*DATA RECORDS*:
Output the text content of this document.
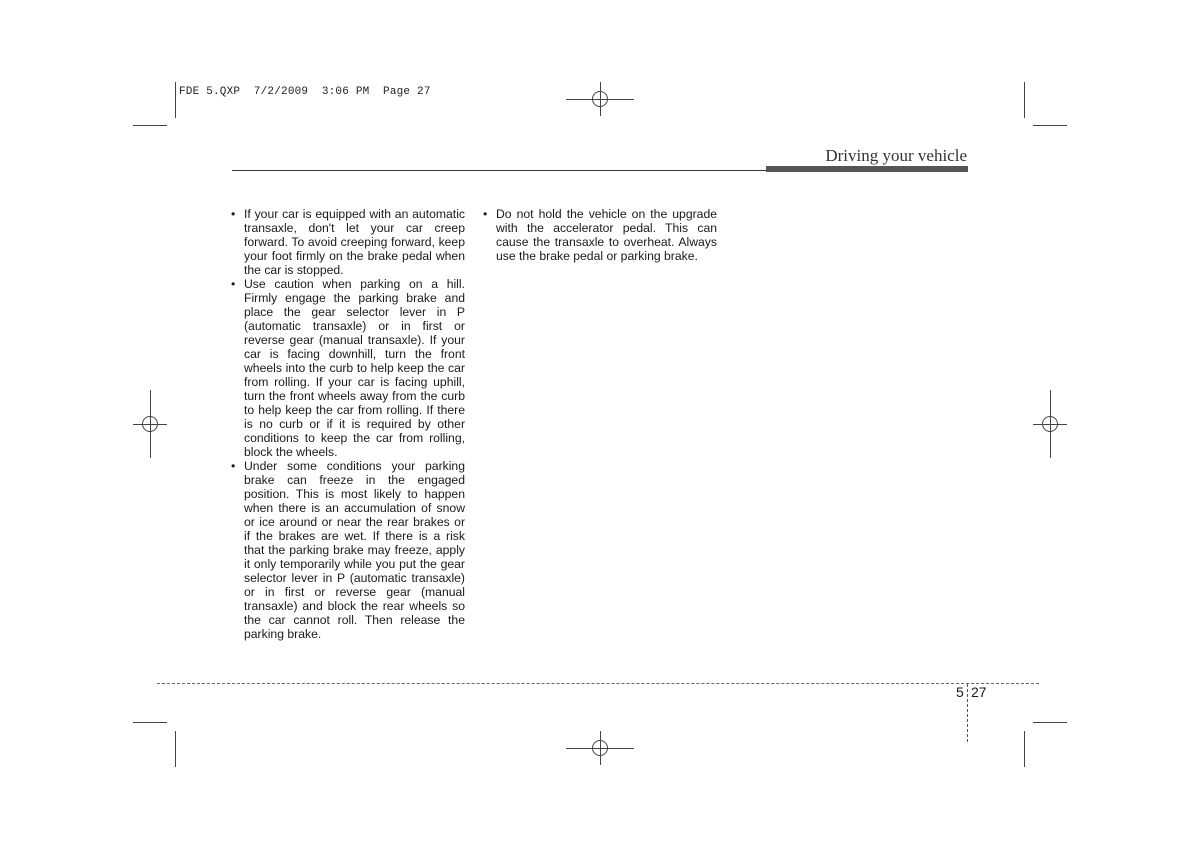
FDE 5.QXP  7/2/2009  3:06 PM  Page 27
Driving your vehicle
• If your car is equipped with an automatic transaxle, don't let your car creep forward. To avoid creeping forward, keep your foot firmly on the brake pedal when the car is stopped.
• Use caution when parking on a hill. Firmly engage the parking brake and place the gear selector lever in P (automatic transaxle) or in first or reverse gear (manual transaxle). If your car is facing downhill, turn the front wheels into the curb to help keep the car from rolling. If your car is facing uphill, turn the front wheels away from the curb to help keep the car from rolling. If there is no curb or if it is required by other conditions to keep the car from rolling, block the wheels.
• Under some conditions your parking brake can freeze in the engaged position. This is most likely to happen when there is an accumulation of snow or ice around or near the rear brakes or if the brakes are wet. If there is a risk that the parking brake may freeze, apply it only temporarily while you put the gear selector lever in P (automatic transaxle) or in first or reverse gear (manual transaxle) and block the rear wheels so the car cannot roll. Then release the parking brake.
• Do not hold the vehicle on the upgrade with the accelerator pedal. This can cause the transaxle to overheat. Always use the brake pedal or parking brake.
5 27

*TASK BRIEF*:
Pull every line holding "vehicle" out of the records.

*FULL OUTPUT*:
Driving your vehicle
• Do not hold the vehicle on the upgrade with the accelerator pedal. This can cause the transaxle to overheat. Always use the brake pedal or parking brake.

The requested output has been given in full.